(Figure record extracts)
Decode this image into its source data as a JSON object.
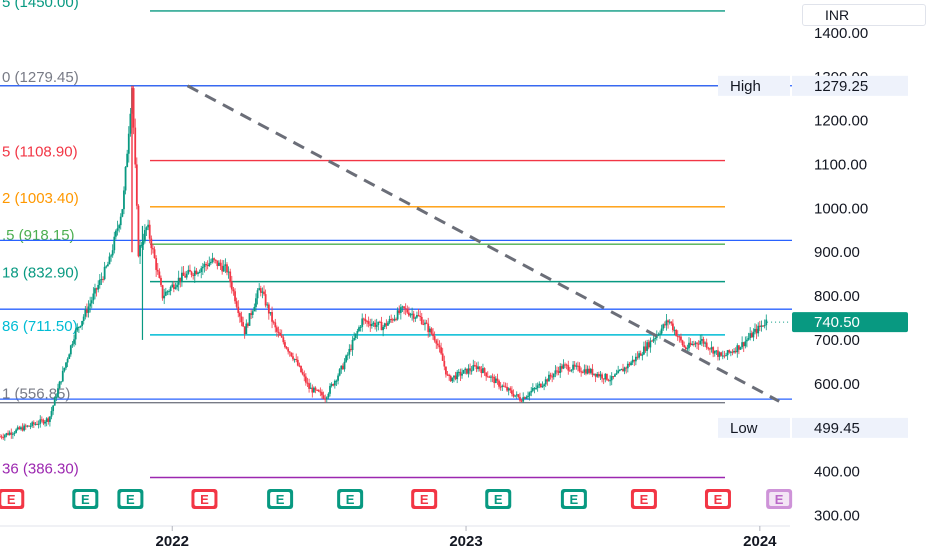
{
  "chart_data": {
    "type": "candlestick",
    "currency": "INR",
    "price_axis": {
      "range": [
        278,
        1475
      ],
      "ticks": [
        "1400.00",
        "1300.00",
        "1200.00",
        "1100.00",
        "1000.00",
        "900.00",
        "800.00",
        "700.00",
        "600.00",
        "400.00",
        "300.00"
      ]
    },
    "time_axis": {
      "range": [
        "2021-06-01",
        "2024-02-05"
      ],
      "labels": [
        {
          "label": "2022",
          "date": "2022-01-01"
        },
        {
          "label": "2023",
          "date": "2023-01-01"
        },
        {
          "label": "2024",
          "date": "2024-01-01"
        }
      ]
    },
    "fib_levels": [
      {
        "label": "5 (1450.00)",
        "price": 1450.0,
        "color": "#089981"
      },
      {
        "label": "0 (1279.45)",
        "price": 1279.45,
        "color": "#787b86"
      },
      {
        "label": "5 (1108.90)",
        "price": 1108.9,
        "color": "#f23645"
      },
      {
        "label": "2 (1003.40)",
        "price": 1003.4,
        "color": "#ff9800"
      },
      {
        "label": ".5 (918.15)",
        "price": 918.15,
        "color": "#4caf50"
      },
      {
        "label": "18 (832.90)",
        "price": 832.9,
        "color": "#089981"
      },
      {
        "label": "86 (711.50)",
        "price": 711.5,
        "color": "#00bcd4"
      },
      {
        "label": "1 (556.85)",
        "price": 556.85,
        "color": "#787b86"
      },
      {
        "label": "36 (386.30)",
        "price": 386.3,
        "color": "#9c27b0"
      }
    ],
    "horizontal_lines": [
      {
        "price": 1279.45,
        "color": "#2962ff"
      },
      {
        "price": 927,
        "color": "#2962ff"
      },
      {
        "price": 770,
        "color": "#2962ff"
      },
      {
        "price": 565,
        "color": "#2962ff"
      }
    ],
    "trend_line": {
      "from": {
        "date": "2022-01-20",
        "price": 1279.45
      },
      "to": {
        "date": "2024-01-25",
        "price": 560
      },
      "style": "dashed",
      "color": "#6b6e78"
    },
    "markers": {
      "high": {
        "label": "High",
        "value": "1279.25",
        "price": 1279.25
      },
      "low": {
        "label": "Low",
        "value": "499.45",
        "price": 499.45
      },
      "last": {
        "value": "740.50",
        "price": 740.5,
        "color": "#089981"
      }
    },
    "earnings_events": [
      {
        "date": "2021-06-15",
        "type": "red",
        "letter": "E"
      },
      {
        "date": "2021-09-15",
        "type": "green",
        "letter": "E"
      },
      {
        "date": "2021-11-10",
        "type": "green",
        "letter": "E"
      },
      {
        "date": "2022-02-10",
        "type": "red",
        "letter": "E"
      },
      {
        "date": "2022-05-15",
        "type": "green",
        "letter": "E"
      },
      {
        "date": "2022-08-10",
        "type": "green",
        "letter": "E"
      },
      {
        "date": "2022-11-10",
        "type": "red",
        "letter": "E"
      },
      {
        "date": "2023-02-10",
        "type": "green",
        "letter": "E"
      },
      {
        "date": "2023-05-15",
        "type": "green",
        "letter": "E"
      },
      {
        "date": "2023-08-10",
        "type": "red",
        "letter": "E"
      },
      {
        "date": "2023-11-10",
        "type": "red",
        "letter": "E"
      },
      {
        "date": "2024-01-25",
        "type": "future",
        "letter": "E"
      }
    ],
    "price_path": [
      [
        "2021-06-01",
        480
      ],
      [
        "2021-07-01",
        500
      ],
      [
        "2021-08-01",
        520
      ],
      [
        "2021-09-01",
        710
      ],
      [
        "2021-09-20",
        780
      ],
      [
        "2021-10-15",
        880
      ],
      [
        "2021-11-01",
        1010
      ],
      [
        "2021-11-12",
        1279
      ],
      [
        "2021-11-20",
        900
      ],
      [
        "2021-12-01",
        960
      ],
      [
        "2021-12-20",
        800
      ],
      [
        "2022-01-10",
        840
      ],
      [
        "2022-02-01",
        860
      ],
      [
        "2022-02-20",
        880
      ],
      [
        "2022-03-10",
        860
      ],
      [
        "2022-04-01",
        720
      ],
      [
        "2022-04-20",
        820
      ],
      [
        "2022-05-10",
        720
      ],
      [
        "2022-06-01",
        660
      ],
      [
        "2022-06-20",
        590
      ],
      [
        "2022-07-10",
        570
      ],
      [
        "2022-08-01",
        640
      ],
      [
        "2022-08-25",
        745
      ],
      [
        "2022-09-20",
        730
      ],
      [
        "2022-10-15",
        770
      ],
      [
        "2022-11-05",
        750
      ],
      [
        "2022-11-25",
        700
      ],
      [
        "2022-12-10",
        610
      ],
      [
        "2023-01-15",
        640
      ],
      [
        "2023-02-10",
        600
      ],
      [
        "2023-03-10",
        565
      ],
      [
        "2023-04-05",
        600
      ],
      [
        "2023-05-01",
        640
      ],
      [
        "2023-06-01",
        630
      ],
      [
        "2023-07-01",
        610
      ],
      [
        "2023-08-01",
        660
      ],
      [
        "2023-08-20",
        700
      ],
      [
        "2023-09-10",
        745
      ],
      [
        "2023-09-30",
        680
      ],
      [
        "2023-10-20",
        700
      ],
      [
        "2023-11-15",
        660
      ],
      [
        "2023-12-10",
        690
      ],
      [
        "2024-01-10",
        745
      ]
    ]
  }
}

- _Exercise directions_
Copy out all of the material exactly as written, without its pictures.

- _Answer to this exercise_
Decode this image into its source data as a JSON object.
{
  "chart_data": {
    "type": "candlestick",
    "currency": "INR",
    "price_axis": {
      "range": [
        278,
        1475
      ],
      "ticks": [
        "1400.00",
        "1300.00",
        "1200.00",
        "1100.00",
        "1000.00",
        "900.00",
        "800.00",
        "700.00",
        "600.00",
        "400.00",
        "300.00"
      ]
    },
    "time_axis": {
      "range": [
        "2021-06-01",
        "2024-02-05"
      ],
      "labels": [
        {
          "label": "2022",
          "date": "2022-01-01"
        },
        {
          "label": "2023",
          "date": "2023-01-01"
        },
        {
          "label": "2024",
          "date": "2024-01-01"
        }
      ]
    },
    "fib_levels": [
      {
        "label": "5 (1450.00)",
        "price": 1450.0,
        "color": "#089981"
      },
      {
        "label": "0 (1279.45)",
        "price": 1279.45,
        "color": "#787b86"
      },
      {
        "label": "5 (1108.90)",
        "price": 1108.9,
        "color": "#f23645"
      },
      {
        "label": "2 (1003.40)",
        "price": 1003.4,
        "color": "#ff9800"
      },
      {
        "label": ".5 (918.15)",
        "price": 918.15,
        "color": "#4caf50"
      },
      {
        "label": "18 (832.90)",
        "price": 832.9,
        "color": "#089981"
      },
      {
        "label": "86 (711.50)",
        "price": 711.5,
        "color": "#00bcd4"
      },
      {
        "label": "1 (556.85)",
        "price": 556.85,
        "color": "#787b86"
      },
      {
        "label": "36 (386.30)",
        "price": 386.3,
        "color": "#9c27b0"
      }
    ],
    "horizontal_lines": [
      {
        "price": 1279.45,
        "color": "#2962ff"
      },
      {
        "price": 927,
        "color": "#2962ff"
      },
      {
        "price": 770,
        "color": "#2962ff"
      },
      {
        "price": 565,
        "color": "#2962ff"
      }
    ],
    "trend_line": {
      "from": {
        "date": "2022-01-20",
        "price": 1279.45
      },
      "to": {
        "date": "2024-01-25",
        "price": 560
      },
      "style": "dashed",
      "color": "#6b6e78"
    },
    "markers": {
      "high": {
        "label": "High",
        "value": "1279.25",
        "price": 1279.25
      },
      "low": {
        "label": "Low",
        "value": "499.45",
        "price": 499.45
      },
      "last": {
        "value": "740.50",
        "price": 740.5,
        "color": "#089981"
      }
    },
    "earnings_events": [
      {
        "date": "2021-06-15",
        "type": "red",
        "letter": "E"
      },
      {
        "date": "2021-09-15",
        "type": "green",
        "letter": "E"
      },
      {
        "date": "2021-11-10",
        "type": "green",
        "letter": "E"
      },
      {
        "date": "2022-02-10",
        "type": "red",
        "letter": "E"
      },
      {
        "date": "2022-05-15",
        "type": "green",
        "letter": "E"
      },
      {
        "date": "2022-08-10",
        "type": "green",
        "letter": "E"
      },
      {
        "date": "2022-11-10",
        "type": "red",
        "letter": "E"
      },
      {
        "date": "2023-02-10",
        "type": "green",
        "letter": "E"
      },
      {
        "date": "2023-05-15",
        "type": "green",
        "letter": "E"
      },
      {
        "date": "2023-08-10",
        "type": "red",
        "letter": "E"
      },
      {
        "date": "2023-11-10",
        "type": "red",
        "letter": "E"
      },
      {
        "date": "2024-01-25",
        "type": "future",
        "letter": "E"
      }
    ],
    "price_path": [
      [
        "2021-06-01",
        480
      ],
      [
        "2021-07-01",
        500
      ],
      [
        "2021-08-01",
        520
      ],
      [
        "2021-09-01",
        710
      ],
      [
        "2021-09-20",
        780
      ],
      [
        "2021-10-15",
        880
      ],
      [
        "2021-11-01",
        1010
      ],
      [
        "2021-11-12",
        1279
      ],
      [
        "2021-11-20",
        900
      ],
      [
        "2021-12-01",
        960
      ],
      [
        "2021-12-20",
        800
      ],
      [
        "2022-01-10",
        840
      ],
      [
        "2022-02-01",
        860
      ],
      [
        "2022-02-20",
        880
      ],
      [
        "2022-03-10",
        860
      ],
      [
        "2022-04-01",
        720
      ],
      [
        "2022-04-20",
        820
      ],
      [
        "2022-05-10",
        720
      ],
      [
        "2022-06-01",
        660
      ],
      [
        "2022-06-20",
        590
      ],
      [
        "2022-07-10",
        570
      ],
      [
        "2022-08-01",
        640
      ],
      [
        "2022-08-25",
        745
      ],
      [
        "2022-09-20",
        730
      ],
      [
        "2022-10-15",
        770
      ],
      [
        "2022-11-05",
        750
      ],
      [
        "2022-11-25",
        700
      ],
      [
        "2022-12-10",
        610
      ],
      [
        "2023-01-15",
        640
      ],
      [
        "2023-02-10",
        600
      ],
      [
        "2023-03-10",
        565
      ],
      [
        "2023-04-05",
        600
      ],
      [
        "2023-05-01",
        640
      ],
      [
        "2023-06-01",
        630
      ],
      [
        "2023-07-01",
        610
      ],
      [
        "2023-08-01",
        660
      ],
      [
        "2023-08-20",
        700
      ],
      [
        "2023-09-10",
        745
      ],
      [
        "2023-09-30",
        680
      ],
      [
        "2023-10-20",
        700
      ],
      [
        "2023-11-15",
        660
      ],
      [
        "2023-12-10",
        690
      ],
      [
        "2024-01-10",
        745
      ]
    ]
  }
}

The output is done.